Rows from a figure dataset:
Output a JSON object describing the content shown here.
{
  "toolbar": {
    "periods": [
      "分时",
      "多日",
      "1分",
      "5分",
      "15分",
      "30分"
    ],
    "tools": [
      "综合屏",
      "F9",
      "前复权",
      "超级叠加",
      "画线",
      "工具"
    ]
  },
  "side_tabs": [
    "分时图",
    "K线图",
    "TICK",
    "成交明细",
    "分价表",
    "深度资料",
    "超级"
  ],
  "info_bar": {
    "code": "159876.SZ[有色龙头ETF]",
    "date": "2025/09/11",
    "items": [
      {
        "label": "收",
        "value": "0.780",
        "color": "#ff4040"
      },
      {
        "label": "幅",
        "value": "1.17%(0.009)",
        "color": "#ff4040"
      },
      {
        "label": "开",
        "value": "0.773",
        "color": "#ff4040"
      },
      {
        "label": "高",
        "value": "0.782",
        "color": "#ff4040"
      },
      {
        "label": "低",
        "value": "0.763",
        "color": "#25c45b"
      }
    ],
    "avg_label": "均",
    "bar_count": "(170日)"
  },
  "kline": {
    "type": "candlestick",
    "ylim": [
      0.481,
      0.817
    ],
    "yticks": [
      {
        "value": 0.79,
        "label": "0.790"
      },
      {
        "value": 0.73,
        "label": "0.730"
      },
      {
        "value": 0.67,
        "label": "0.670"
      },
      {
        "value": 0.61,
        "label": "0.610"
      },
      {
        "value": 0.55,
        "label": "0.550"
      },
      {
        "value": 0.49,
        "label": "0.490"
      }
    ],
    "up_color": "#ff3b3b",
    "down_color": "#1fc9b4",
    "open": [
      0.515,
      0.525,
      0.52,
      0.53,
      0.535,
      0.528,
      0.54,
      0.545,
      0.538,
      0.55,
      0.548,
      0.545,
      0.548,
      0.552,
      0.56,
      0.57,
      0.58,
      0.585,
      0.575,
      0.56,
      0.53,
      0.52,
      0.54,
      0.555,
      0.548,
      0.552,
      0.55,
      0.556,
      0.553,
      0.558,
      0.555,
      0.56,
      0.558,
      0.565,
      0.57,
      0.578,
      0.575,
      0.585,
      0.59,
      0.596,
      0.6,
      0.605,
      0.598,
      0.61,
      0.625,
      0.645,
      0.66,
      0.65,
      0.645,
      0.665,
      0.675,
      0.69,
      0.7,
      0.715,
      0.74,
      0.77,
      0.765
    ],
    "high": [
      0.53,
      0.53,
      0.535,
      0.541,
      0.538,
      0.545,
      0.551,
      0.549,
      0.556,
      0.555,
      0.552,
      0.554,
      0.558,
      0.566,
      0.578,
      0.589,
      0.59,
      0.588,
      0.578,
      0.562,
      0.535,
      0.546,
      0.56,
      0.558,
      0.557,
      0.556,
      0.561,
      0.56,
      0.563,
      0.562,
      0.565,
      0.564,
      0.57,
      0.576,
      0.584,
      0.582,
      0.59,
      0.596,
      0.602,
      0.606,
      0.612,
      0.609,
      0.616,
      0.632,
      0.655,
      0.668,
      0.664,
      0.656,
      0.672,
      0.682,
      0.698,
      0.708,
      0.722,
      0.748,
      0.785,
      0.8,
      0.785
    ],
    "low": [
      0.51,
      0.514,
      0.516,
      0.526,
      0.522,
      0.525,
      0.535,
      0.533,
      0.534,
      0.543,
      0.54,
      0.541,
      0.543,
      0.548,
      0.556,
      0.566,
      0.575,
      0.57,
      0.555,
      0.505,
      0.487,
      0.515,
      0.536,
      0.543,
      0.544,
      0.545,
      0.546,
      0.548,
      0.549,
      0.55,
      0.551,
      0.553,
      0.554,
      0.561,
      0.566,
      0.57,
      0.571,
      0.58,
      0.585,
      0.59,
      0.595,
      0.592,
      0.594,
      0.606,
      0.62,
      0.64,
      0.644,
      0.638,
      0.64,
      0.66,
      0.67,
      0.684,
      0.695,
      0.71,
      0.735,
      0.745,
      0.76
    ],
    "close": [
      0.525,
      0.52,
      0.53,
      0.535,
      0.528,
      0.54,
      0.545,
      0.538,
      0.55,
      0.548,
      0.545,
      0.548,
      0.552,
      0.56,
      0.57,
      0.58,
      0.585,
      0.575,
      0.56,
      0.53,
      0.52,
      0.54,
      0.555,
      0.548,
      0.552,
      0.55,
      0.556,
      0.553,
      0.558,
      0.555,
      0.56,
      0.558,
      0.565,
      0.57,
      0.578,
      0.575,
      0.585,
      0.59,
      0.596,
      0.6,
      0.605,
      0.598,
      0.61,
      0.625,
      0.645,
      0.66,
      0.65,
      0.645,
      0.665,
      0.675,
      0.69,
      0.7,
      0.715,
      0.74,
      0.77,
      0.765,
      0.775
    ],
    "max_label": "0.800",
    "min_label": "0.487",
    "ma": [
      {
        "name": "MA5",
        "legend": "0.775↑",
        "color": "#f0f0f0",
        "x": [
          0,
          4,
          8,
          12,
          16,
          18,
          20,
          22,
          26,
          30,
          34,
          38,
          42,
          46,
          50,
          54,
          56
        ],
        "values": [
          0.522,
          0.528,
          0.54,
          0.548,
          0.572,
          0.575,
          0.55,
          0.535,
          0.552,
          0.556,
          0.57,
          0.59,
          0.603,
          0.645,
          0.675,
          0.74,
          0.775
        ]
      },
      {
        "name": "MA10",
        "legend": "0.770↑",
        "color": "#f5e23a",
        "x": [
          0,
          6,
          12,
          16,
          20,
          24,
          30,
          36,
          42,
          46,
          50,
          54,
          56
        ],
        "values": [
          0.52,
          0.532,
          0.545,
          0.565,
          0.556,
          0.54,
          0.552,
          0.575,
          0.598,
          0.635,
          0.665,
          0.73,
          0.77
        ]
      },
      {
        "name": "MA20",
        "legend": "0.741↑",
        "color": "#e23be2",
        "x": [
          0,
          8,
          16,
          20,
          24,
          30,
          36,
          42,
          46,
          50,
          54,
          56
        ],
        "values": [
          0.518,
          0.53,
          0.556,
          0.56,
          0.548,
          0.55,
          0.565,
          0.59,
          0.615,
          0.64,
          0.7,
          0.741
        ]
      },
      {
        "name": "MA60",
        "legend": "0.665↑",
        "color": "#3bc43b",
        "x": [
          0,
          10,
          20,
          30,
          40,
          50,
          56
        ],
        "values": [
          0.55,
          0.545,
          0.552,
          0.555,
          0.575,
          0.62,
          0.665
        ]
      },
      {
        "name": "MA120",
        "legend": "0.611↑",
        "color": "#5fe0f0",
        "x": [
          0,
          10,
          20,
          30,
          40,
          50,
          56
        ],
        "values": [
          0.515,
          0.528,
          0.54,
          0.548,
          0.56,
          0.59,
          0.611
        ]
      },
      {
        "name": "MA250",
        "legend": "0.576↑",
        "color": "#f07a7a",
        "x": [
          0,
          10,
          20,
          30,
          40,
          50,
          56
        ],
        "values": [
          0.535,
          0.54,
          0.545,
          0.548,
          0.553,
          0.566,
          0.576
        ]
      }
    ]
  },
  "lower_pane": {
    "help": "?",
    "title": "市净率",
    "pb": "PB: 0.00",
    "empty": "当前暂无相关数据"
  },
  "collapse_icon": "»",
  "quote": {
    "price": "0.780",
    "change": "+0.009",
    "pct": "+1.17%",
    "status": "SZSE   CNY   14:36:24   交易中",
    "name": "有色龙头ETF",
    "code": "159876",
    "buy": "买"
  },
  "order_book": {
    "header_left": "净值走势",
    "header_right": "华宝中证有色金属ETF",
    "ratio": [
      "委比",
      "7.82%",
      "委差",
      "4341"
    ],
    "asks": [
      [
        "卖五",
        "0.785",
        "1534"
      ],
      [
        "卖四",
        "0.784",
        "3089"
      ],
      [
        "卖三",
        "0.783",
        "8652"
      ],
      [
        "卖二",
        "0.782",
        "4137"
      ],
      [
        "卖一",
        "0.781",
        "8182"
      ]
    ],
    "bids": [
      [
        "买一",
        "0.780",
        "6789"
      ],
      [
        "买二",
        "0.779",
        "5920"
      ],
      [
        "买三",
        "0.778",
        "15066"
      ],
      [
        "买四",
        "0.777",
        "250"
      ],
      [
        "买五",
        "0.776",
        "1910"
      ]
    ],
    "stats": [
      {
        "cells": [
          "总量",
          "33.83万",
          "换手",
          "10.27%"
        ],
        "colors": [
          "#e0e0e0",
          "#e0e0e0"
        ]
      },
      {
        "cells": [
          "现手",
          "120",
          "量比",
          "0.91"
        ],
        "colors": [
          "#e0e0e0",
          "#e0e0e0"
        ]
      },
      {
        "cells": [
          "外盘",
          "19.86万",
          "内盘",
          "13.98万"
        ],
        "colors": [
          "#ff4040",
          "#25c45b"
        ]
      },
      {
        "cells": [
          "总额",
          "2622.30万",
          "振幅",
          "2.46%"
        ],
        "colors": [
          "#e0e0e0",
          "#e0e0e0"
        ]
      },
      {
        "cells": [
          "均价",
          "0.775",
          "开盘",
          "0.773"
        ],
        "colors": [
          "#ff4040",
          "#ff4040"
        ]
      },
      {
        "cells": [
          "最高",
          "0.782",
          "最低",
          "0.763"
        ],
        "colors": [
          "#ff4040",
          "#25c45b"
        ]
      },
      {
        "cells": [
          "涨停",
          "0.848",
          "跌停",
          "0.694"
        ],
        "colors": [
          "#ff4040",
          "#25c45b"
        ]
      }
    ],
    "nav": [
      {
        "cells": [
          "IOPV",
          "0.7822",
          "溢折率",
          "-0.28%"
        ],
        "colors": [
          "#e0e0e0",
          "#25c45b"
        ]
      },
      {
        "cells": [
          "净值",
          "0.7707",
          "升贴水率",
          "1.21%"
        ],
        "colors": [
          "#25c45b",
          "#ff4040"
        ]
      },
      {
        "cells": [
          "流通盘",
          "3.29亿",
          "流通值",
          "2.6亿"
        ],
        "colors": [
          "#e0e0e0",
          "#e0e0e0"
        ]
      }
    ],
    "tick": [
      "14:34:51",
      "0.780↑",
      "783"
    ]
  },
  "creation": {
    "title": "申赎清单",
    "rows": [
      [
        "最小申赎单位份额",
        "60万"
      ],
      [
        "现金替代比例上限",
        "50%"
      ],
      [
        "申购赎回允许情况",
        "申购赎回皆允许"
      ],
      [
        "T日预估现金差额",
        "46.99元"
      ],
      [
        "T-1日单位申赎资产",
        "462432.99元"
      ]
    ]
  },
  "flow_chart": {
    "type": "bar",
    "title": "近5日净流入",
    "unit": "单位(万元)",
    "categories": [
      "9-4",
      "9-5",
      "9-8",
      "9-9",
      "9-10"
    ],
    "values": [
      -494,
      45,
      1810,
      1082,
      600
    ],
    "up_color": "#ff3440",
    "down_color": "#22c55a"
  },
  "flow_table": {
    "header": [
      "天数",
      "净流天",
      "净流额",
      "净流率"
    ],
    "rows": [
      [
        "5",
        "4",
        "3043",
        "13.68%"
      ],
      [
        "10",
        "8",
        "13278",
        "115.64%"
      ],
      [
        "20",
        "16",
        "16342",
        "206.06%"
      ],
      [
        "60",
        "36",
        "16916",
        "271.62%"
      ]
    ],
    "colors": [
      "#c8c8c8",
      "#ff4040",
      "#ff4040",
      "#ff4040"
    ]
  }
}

■ **Given task**:
Tally the lines above containing "name". Answer with the count only.

■ **Output**:
7